Task brief:
Read the listing and extract each line that includes the word "this".

Data extract:
-- BEGIN --

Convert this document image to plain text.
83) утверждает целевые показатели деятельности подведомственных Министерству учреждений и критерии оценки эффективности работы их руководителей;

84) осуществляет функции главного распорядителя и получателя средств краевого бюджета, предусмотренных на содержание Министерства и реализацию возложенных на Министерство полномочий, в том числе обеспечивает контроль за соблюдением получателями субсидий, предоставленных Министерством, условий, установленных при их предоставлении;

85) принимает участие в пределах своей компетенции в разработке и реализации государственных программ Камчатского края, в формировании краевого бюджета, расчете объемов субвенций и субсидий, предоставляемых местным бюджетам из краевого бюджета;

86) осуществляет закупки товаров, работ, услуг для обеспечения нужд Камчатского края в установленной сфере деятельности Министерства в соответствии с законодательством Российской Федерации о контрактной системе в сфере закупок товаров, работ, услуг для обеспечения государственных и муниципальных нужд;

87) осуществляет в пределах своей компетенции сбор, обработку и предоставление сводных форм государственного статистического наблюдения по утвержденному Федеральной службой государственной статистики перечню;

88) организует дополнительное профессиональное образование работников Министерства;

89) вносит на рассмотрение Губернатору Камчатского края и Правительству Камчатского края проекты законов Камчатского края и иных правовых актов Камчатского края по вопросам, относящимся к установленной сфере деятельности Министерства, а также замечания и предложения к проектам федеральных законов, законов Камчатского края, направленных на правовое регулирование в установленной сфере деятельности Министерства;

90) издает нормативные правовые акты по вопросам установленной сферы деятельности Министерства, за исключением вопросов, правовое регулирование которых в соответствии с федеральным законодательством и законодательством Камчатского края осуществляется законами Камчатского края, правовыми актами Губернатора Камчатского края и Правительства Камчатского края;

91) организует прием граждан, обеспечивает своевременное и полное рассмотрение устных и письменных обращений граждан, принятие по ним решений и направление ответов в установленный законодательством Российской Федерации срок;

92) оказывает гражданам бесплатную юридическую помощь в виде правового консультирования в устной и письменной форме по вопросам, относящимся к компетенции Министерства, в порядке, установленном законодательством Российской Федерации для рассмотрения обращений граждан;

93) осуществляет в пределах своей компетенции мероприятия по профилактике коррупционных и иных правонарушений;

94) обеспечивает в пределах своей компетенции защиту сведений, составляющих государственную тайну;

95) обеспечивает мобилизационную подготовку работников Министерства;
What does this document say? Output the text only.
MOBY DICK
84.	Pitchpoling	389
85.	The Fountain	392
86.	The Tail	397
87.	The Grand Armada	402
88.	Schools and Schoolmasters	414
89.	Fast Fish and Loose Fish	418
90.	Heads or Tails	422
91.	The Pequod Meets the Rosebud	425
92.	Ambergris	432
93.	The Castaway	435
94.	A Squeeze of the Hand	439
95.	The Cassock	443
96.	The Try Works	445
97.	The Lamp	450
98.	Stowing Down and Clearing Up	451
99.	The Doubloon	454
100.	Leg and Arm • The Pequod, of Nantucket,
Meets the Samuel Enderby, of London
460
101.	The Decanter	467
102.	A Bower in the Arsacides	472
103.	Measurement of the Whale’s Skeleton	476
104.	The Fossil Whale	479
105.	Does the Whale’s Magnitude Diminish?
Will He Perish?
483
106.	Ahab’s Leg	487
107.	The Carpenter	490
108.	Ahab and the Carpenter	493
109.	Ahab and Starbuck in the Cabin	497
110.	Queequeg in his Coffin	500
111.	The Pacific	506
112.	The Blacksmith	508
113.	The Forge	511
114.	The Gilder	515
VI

-- END --

Task solution:
Convert this document image to plain text.
What does this document say? Output the text only.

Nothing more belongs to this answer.